> **Aim**
Can you print every record below exactly as written?

───── Dataset ─────

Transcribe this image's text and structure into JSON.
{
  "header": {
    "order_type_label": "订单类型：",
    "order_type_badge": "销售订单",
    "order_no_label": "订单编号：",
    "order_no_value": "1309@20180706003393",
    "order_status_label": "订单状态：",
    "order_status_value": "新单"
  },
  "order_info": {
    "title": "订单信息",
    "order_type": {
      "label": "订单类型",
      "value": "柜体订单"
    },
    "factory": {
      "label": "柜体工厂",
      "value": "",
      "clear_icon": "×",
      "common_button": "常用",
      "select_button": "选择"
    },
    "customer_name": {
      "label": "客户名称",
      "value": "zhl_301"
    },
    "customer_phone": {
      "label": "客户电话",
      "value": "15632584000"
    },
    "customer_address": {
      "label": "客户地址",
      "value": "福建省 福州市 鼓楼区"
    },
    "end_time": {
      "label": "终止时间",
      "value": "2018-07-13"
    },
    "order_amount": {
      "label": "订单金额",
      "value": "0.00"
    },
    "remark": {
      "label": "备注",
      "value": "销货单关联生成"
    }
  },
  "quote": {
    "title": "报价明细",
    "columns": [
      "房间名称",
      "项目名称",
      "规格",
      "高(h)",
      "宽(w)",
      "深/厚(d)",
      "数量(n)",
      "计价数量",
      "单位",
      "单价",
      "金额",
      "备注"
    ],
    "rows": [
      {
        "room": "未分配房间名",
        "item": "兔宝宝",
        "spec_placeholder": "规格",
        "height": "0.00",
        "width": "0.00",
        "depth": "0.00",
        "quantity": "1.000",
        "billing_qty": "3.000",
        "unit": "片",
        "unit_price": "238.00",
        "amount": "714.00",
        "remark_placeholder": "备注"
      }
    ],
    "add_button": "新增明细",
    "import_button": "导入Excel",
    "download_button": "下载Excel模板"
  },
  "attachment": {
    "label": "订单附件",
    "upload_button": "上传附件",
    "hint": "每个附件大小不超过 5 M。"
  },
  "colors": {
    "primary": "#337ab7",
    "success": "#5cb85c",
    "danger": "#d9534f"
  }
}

─────

> **Exercise answer**
Transcribe this image's text and structure into JSON.
{
  "header": {
    "order_type_label": "订单类型：",
    "order_type_badge": "销售订单",
    "order_no_label": "订单编号：",
    "order_no_value": "1309@20180706003393",
    "order_status_label": "订单状态：",
    "order_status_value": "新单"
  },
  "order_info": {
    "title": "订单信息",
    "order_type": {
      "label": "订单类型",
      "value": "柜体订单"
    },
    "factory": {
      "label": "柜体工厂",
      "value": "",
      "clear_icon": "×",
      "common_button": "常用",
      "select_button": "选择"
    },
    "customer_name": {
      "label": "客户名称",
      "value": "zhl_301"
    },
    "customer_phone": {
      "label": "客户电话",
      "value": "15632584000"
    },
    "customer_address": {
      "label": "客户地址",
      "value": "福建省 福州市 鼓楼区"
    },
    "end_time": {
      "label": "终止时间",
      "value": "2018-07-13"
    },
    "order_amount": {
      "label": "订单金额",
      "value": "0.00"
    },
    "remark": {
      "label": "备注",
      "value": "销货单关联生成"
    }
  },
  "quote": {
    "title": "报价明细",
    "columns": [
      "房间名称",
      "项目名称",
      "规格",
      "高(h)",
      "宽(w)",
      "深/厚(d)",
      "数量(n)",
      "计价数量",
      "单位",
      "单价",
      "金额",
      "备注"
    ],
    "rows": [
      {
        "room": "未分配房间名",
        "item": "兔宝宝",
        "spec_placeholder": "规格",
        "height": "0.00",
        "width": "0.00",
        "depth": "0.00",
        "quantity": "1.000",
        "billing_qty": "3.000",
        "unit": "片",
        "unit_price": "238.00",
        "amount": "714.00",
        "remark_placeholder": "备注"
      }
    ],
    "add_button": "新增明细",
    "import_button": "导入Excel",
    "download_button": "下载Excel模板"
  },
  "attachment": {
    "label": "订单附件",
    "upload_button": "上传附件",
    "hint": "每个附件大小不超过 5 M。"
  },
  "colors": {
    "primary": "#337ab7",
    "success": "#5cb85c",
    "danger": "#d9534f"
  }
}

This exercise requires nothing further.